> _Exercise goal_
Set down the material below word for word, excluding the pictures.

>>>>

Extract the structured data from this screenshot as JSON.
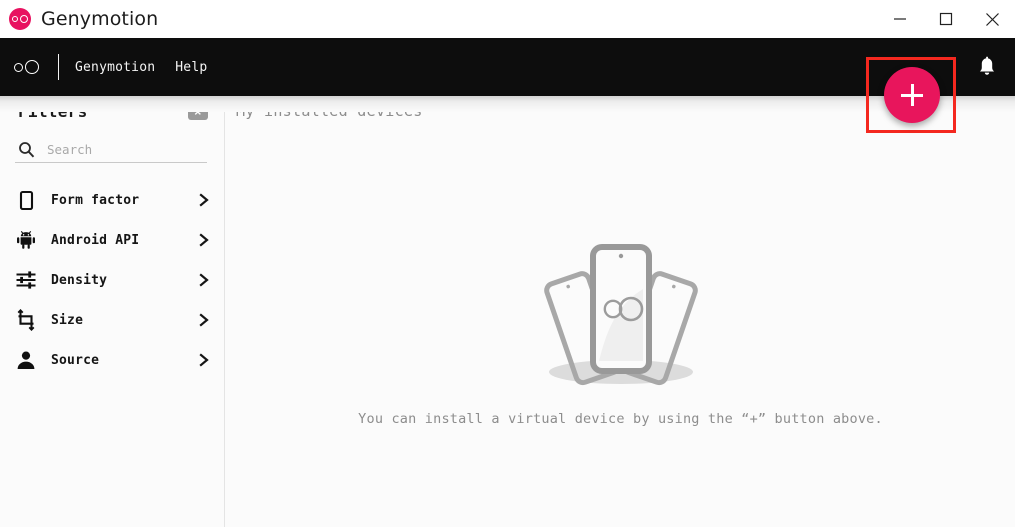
{
  "window": {
    "title": "Genymotion",
    "logo_icon": "genymotion-logo-icon",
    "controls": {
      "minimize": "minimize-icon",
      "maximize": "maximize-icon",
      "close": "close-icon"
    }
  },
  "toolbar": {
    "logo_icon": "genymotion-mark-icon",
    "menu": [
      {
        "label": "Genymotion"
      },
      {
        "label": "Help"
      }
    ],
    "notifications_icon": "bell-icon",
    "add_device_label": "+",
    "highlight_color": "#f4281f",
    "accent_color": "#e8155c"
  },
  "sidebar": {
    "title": "Filters",
    "clear_icon": "clear-filters-icon",
    "search": {
      "icon": "search-icon",
      "value": "",
      "placeholder": "Search"
    },
    "items": [
      {
        "label": "Form factor",
        "icon": "phone-icon"
      },
      {
        "label": "Android API",
        "icon": "android-icon"
      },
      {
        "label": "Density",
        "icon": "tune-sliders-icon"
      },
      {
        "label": "Size",
        "icon": "crop-resize-icon"
      },
      {
        "label": "Source",
        "icon": "person-icon"
      }
    ]
  },
  "main": {
    "title": "My installed devices",
    "empty_state": {
      "illustration": "three-phones-illustration",
      "caption": "You can install a virtual device by using the “+” button above."
    }
  }
}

<<<<

> _Output below_
Extract the structured data from this screenshot as JSON.
{
  "window": {
    "title": "Genymotion",
    "logo_icon": "genymotion-logo-icon",
    "controls": {
      "minimize": "minimize-icon",
      "maximize": "maximize-icon",
      "close": "close-icon"
    }
  },
  "toolbar": {
    "logo_icon": "genymotion-mark-icon",
    "menu": [
      {
        "label": "Genymotion"
      },
      {
        "label": "Help"
      }
    ],
    "notifications_icon": "bell-icon",
    "add_device_label": "+",
    "highlight_color": "#f4281f",
    "accent_color": "#e8155c"
  },
  "sidebar": {
    "title": "Filters",
    "clear_icon": "clear-filters-icon",
    "search": {
      "icon": "search-icon",
      "value": "",
      "placeholder": "Search"
    },
    "items": [
      {
        "label": "Form factor",
        "icon": "phone-icon"
      },
      {
        "label": "Android API",
        "icon": "android-icon"
      },
      {
        "label": "Density",
        "icon": "tune-sliders-icon"
      },
      {
        "label": "Size",
        "icon": "crop-resize-icon"
      },
      {
        "label": "Source",
        "icon": "person-icon"
      }
    ]
  },
  "main": {
    "title": "My installed devices",
    "empty_state": {
      "illustration": "three-phones-illustration",
      "caption": "You can install a virtual device by using the “+” button above."
    }
  }
}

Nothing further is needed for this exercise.